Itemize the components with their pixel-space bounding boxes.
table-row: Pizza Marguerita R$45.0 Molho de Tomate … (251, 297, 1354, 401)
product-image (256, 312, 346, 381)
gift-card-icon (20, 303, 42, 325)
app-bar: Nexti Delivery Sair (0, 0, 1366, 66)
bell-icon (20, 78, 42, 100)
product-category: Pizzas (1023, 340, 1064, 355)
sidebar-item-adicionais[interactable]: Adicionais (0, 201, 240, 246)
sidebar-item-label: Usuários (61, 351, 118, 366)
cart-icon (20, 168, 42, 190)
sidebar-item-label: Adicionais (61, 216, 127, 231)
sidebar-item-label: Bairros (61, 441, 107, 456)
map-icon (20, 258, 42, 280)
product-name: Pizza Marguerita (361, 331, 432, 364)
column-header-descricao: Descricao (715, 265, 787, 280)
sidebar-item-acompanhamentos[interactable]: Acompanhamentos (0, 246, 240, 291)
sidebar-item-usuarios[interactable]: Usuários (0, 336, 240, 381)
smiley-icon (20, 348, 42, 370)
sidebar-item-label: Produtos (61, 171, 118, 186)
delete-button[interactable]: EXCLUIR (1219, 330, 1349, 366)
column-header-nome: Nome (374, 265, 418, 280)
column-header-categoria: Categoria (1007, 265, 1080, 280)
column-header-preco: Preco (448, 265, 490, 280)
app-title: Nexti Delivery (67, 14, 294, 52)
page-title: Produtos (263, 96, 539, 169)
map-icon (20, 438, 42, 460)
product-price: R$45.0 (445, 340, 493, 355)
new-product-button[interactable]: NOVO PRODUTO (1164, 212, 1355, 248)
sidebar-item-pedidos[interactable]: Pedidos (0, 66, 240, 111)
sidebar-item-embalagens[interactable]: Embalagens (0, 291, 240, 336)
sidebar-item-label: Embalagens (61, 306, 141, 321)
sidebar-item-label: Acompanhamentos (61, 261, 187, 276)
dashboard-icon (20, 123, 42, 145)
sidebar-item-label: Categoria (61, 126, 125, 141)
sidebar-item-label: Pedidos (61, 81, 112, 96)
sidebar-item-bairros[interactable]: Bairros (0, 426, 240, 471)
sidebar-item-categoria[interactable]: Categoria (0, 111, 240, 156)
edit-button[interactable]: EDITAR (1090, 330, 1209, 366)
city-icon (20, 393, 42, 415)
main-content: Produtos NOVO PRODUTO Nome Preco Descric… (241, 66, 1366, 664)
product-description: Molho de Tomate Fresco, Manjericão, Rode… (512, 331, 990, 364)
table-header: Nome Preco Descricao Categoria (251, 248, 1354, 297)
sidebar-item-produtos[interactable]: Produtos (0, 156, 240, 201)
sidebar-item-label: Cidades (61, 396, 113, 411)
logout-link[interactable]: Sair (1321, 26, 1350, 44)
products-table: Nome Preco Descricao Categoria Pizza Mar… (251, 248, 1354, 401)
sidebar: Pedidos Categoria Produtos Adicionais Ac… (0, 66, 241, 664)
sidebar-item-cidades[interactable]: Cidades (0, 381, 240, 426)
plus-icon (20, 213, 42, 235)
---*---
## YOUR GOAL
Reproduce every row above word for word, in the same order.

## TASK SOLUTION
Itemize the components with their pixel-space bounding boxes.
table-row: Pizza Marguerita R$45.0 Molho de Tomate … (251, 297, 1354, 401)
product-image (256, 312, 346, 381)
gift-card-icon (20, 303, 42, 325)
app-bar: Nexti Delivery Sair (0, 0, 1366, 66)
bell-icon (20, 78, 42, 100)
product-category: Pizzas (1023, 340, 1064, 355)
sidebar-item-adicionais[interactable]: Adicionais (0, 201, 240, 246)
sidebar-item-label: Usuários (61, 351, 118, 366)
cart-icon (20, 168, 42, 190)
sidebar-item-label: Adicionais (61, 216, 127, 231)
sidebar-item-label: Bairros (61, 441, 107, 456)
map-icon (20, 258, 42, 280)
product-name: Pizza Marguerita (361, 331, 432, 364)
column-header-descricao: Descricao (715, 265, 787, 280)
sidebar-item-acompanhamentos[interactable]: Acompanhamentos (0, 246, 240, 291)
sidebar-item-usuarios[interactable]: Usuários (0, 336, 240, 381)
smiley-icon (20, 348, 42, 370)
sidebar-item-label: Produtos (61, 171, 118, 186)
delete-button[interactable]: EXCLUIR (1219, 330, 1349, 366)
column-header-nome: Nome (374, 265, 418, 280)
column-header-categoria: Categoria (1007, 265, 1080, 280)
column-header-preco: Preco (448, 265, 490, 280)
app-title: Nexti Delivery (67, 14, 294, 52)
page-title: Produtos (263, 96, 539, 169)
map-icon (20, 438, 42, 460)
product-price: R$45.0 (445, 340, 493, 355)
new-product-button[interactable]: NOVO PRODUTO (1164, 212, 1355, 248)
sidebar-item-pedidos[interactable]: Pedidos (0, 66, 240, 111)
sidebar-item-embalagens[interactable]: Embalagens (0, 291, 240, 336)
sidebar-item-label: Embalagens (61, 306, 141, 321)
sidebar-item-label: Acompanhamentos (61, 261, 187, 276)
dashboard-icon (20, 123, 42, 145)
sidebar-item-label: Categoria (61, 126, 125, 141)
sidebar-item-label: Pedidos (61, 81, 112, 96)
sidebar-item-bairros[interactable]: Bairros (0, 426, 240, 471)
sidebar-item-categoria[interactable]: Categoria (0, 111, 240, 156)
edit-button[interactable]: EDITAR (1090, 330, 1209, 366)
city-icon (20, 393, 42, 415)
main-content: Produtos NOVO PRODUTO Nome Preco Descric… (241, 66, 1366, 664)
product-description: Molho de Tomate Fresco, Manjericão, Rode… (512, 331, 990, 364)
table-header: Nome Preco Descricao Categoria (251, 248, 1354, 297)
sidebar-item-produtos[interactable]: Produtos (0, 156, 240, 201)
sidebar-item-label: Cidades (61, 396, 113, 411)
logout-link[interactable]: Sair (1321, 26, 1350, 44)
products-table: Nome Preco Descricao Categoria Pizza Mar… (251, 248, 1354, 401)
sidebar: Pedidos Categoria Produtos Adicionais Ac… (0, 66, 241, 664)
sidebar-item-cidades[interactable]: Cidades (0, 381, 240, 426)
plus-icon (20, 213, 42, 235)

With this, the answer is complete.